▸ Your task
Write the material out again in full, exactly.

▸ Provided data
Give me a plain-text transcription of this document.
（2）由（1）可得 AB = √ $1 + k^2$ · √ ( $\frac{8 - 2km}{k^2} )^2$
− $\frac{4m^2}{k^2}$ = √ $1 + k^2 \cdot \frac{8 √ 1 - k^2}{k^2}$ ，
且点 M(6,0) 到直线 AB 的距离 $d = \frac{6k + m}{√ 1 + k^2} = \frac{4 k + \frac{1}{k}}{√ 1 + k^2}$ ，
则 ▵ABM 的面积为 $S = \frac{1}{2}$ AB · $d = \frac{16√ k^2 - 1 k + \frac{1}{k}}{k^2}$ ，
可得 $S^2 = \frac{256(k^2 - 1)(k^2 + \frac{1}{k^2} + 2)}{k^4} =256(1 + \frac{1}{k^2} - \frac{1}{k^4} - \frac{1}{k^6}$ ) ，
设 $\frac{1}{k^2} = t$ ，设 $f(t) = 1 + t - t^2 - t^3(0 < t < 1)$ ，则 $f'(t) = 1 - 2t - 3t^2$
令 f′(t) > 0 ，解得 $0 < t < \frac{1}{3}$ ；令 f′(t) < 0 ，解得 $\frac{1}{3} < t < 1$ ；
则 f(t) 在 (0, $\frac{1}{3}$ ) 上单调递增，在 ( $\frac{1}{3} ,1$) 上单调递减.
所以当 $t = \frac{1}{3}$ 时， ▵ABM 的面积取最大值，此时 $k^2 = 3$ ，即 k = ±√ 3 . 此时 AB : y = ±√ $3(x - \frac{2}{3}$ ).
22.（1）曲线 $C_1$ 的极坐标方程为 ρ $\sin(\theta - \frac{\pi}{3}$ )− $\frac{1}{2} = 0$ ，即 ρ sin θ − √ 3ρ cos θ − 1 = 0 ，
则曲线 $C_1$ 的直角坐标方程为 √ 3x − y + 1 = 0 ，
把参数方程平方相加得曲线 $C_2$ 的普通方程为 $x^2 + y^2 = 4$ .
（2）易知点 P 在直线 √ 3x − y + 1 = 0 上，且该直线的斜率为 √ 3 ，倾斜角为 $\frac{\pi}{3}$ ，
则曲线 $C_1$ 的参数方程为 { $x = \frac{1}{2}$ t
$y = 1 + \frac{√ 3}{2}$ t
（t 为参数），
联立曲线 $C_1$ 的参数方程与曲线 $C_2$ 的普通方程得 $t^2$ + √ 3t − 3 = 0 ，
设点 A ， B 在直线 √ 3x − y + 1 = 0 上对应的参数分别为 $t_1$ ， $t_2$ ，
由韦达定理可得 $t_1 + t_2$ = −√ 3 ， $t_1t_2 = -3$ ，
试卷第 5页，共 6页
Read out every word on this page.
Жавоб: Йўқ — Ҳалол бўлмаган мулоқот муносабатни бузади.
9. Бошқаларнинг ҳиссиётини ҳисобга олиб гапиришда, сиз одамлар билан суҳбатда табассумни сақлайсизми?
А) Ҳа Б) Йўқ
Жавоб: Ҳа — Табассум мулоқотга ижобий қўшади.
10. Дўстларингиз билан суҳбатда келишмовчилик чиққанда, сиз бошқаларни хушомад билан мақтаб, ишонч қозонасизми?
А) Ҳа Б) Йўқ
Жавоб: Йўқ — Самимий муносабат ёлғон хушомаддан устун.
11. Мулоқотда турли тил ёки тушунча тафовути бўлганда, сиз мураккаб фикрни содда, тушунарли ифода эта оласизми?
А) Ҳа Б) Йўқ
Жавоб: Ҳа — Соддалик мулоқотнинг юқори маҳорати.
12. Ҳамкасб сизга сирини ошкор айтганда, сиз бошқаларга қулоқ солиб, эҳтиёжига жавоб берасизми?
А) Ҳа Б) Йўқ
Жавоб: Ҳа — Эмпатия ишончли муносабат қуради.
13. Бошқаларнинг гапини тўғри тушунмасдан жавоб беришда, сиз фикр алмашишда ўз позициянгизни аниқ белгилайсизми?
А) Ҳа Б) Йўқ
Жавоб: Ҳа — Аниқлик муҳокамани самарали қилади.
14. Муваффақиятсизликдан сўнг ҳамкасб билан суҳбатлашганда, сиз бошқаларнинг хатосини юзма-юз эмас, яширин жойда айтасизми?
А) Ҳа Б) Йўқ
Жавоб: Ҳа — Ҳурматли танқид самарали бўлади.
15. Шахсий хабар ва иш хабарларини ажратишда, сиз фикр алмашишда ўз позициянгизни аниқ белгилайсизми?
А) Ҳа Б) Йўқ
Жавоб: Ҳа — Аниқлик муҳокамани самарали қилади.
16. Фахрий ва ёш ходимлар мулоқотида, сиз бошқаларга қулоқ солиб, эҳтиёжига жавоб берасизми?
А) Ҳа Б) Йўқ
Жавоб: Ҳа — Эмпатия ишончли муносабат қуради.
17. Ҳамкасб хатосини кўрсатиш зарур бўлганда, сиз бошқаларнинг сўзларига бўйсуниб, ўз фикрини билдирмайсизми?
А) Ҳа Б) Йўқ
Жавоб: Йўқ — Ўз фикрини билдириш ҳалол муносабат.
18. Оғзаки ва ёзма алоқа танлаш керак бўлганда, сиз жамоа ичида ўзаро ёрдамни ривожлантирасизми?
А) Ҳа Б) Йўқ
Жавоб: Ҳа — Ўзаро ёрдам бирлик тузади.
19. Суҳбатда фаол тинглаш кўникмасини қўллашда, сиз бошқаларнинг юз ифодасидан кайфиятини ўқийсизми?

▸ In response
Give me a plain-text transcription of this document.
（2）由（1）可得 AB = √ $1 + k^2$ · √ ( $\frac{8 - 2km}{k^2} )^2$
− $\frac{4m^2}{k^2}$ = √ $1 + k^2 \cdot \frac{8 √ 1 - k^2}{k^2}$ ，
且点 M(6,0) 到直线 AB 的距离 $d = \frac{6k + m}{√ 1 + k^2} = \frac{4 k + \frac{1}{k}}{√ 1 + k^2}$ ，
则 ▵ABM 的面积为 $S = \frac{1}{2}$ AB · $d = \frac{16√ k^2 - 1 k + \frac{1}{k}}{k^2}$ ，
可得 $S^2 = \frac{256(k^2 - 1)(k^2 + \frac{1}{k^2} + 2)}{k^4} =256(1 + \frac{1}{k^2} - \frac{1}{k^4} - \frac{1}{k^6}$ ) ，
设 $\frac{1}{k^2} = t$ ，设 $f(t) = 1 + t - t^2 - t^3(0 < t < 1)$ ，则 $f'(t) = 1 - 2t - 3t^2$
令 f′(t) > 0 ，解得 $0 < t < \frac{1}{3}$ ；令 f′(t) < 0 ，解得 $\frac{1}{3} < t < 1$ ；
则 f(t) 在 (0, $\frac{1}{3}$ ) 上单调递增，在 ( $\frac{1}{3} ,1$) 上单调递减.
所以当 $t = \frac{1}{3}$ 时， ▵ABM 的面积取最大值，此时 $k^2 = 3$ ，即 k = ±√ 3 . 此时 AB : y = ±√ $3(x - \frac{2}{3}$ ).
22.（1）曲线 $C_1$ 的极坐标方程为 ρ $\sin(\theta - \frac{\pi}{3}$ )− $\frac{1}{2} = 0$ ，即 ρ sin θ − √ 3ρ cos θ − 1 = 0 ，
则曲线 $C_1$ 的直角坐标方程为 √ 3x − y + 1 = 0 ，
把参数方程平方相加得曲线 $C_2$ 的普通方程为 $x^2 + y^2 = 4$ .
（2）易知点 P 在直线 √ 3x − y + 1 = 0 上，且该直线的斜率为 √ 3 ，倾斜角为 $\frac{\pi}{3}$ ，
则曲线 $C_1$ 的参数方程为 { $x = \frac{1}{2}$ t
$y = 1 + \frac{√ 3}{2}$ t
（t 为参数），
联立曲线 $C_1$ 的参数方程与曲线 $C_2$ 的普通方程得 $t^2$ + √ 3t − 3 = 0 ，
设点 A ， B 在直线 √ 3x − y + 1 = 0 上对应的参数分别为 $t_1$ ， $t_2$ ，
由韦达定理可得 $t_1 + t_2$ = −√ 3 ， $t_1t_2 = -3$ ，
试卷第 5页，共 6页
Read out every word on this page.
Жавоб: Йўқ — Ҳалол бўлмаган мулоқот муносабатни бузади.
9. Бошқаларнинг ҳиссиётини ҳисобга олиб гапиришда, сиз одамлар билан суҳбатда табассумни сақлайсизми?
А) Ҳа Б) Йўқ
Жавоб: Ҳа — Табассум мулоқотга ижобий қўшади.
10. Дўстларингиз билан суҳбатда келишмовчилик чиққанда, сиз бошқаларни хушомад билан мақтаб, ишонч қозонасизми?
А) Ҳа Б) Йўқ
Жавоб: Йўқ — Самимий муносабат ёлғон хушомаддан устун.
11. Мулоқотда турли тил ёки тушунча тафовути бўлганда, сиз мураккаб фикрни содда, тушунарли ифода эта оласизми?
А) Ҳа Б) Йўқ
Жавоб: Ҳа — Соддалик мулоқотнинг юқори маҳорати.
12. Ҳамкасб сизга сирини ошкор айтганда, сиз бошқаларга қулоқ солиб, эҳтиёжига жавоб берасизми?
А) Ҳа Б) Йўқ
Жавоб: Ҳа — Эмпатия ишончли муносабат қуради.
13. Бошқаларнинг гапини тўғри тушунмасдан жавоб беришда, сиз фикр алмашишда ўз позициянгизни аниқ белгилайсизми?
А) Ҳа Б) Йўқ
Жавоб: Ҳа — Аниқлик муҳокамани самарали қилади.
14. Муваффақиятсизликдан сўнг ҳамкасб билан суҳбатлашганда, сиз бошқаларнинг хатосини юзма-юз эмас, яширин жойда айтасизми?
А) Ҳа Б) Йўқ
Жавоб: Ҳа — Ҳурматли танқид самарали бўлади.
15. Шахсий хабар ва иш хабарларини ажратишда, сиз фикр алмашишда ўз позициянгизни аниқ белгилайсизми?
А) Ҳа Б) Йўқ
Жавоб: Ҳа — Аниқлик муҳокамани самарали қилади.
16. Фахрий ва ёш ходимлар мулоқотида, сиз бошқаларга қулоқ солиб, эҳтиёжига жавоб берасизми?
А) Ҳа Б) Йўқ
Жавоб: Ҳа — Эмпатия ишончли муносабат қуради.
17. Ҳамкасб хатосини кўрсатиш зарур бўлганда, сиз бошқаларнинг сўзларига бўйсуниб, ўз фикрини билдирмайсизми?
А) Ҳа Б) Йўқ
Жавоб: Йўқ — Ўз фикрини билдириш ҳалол муносабат.
18. Оғзаки ва ёзма алоқа танлаш керак бўлганда, сиз жамоа ичида ўзаро ёрдамни ривожлантирасизми?
А) Ҳа Б) Йўқ
Жавоб: Ҳа — Ўзаро ёрдам бирлик тузади.
19. Суҳбатда фаол тинглаш кўникмасини қўллашда, сиз бошқаларнинг юз ифодасидан кайфиятини ўқийсизми?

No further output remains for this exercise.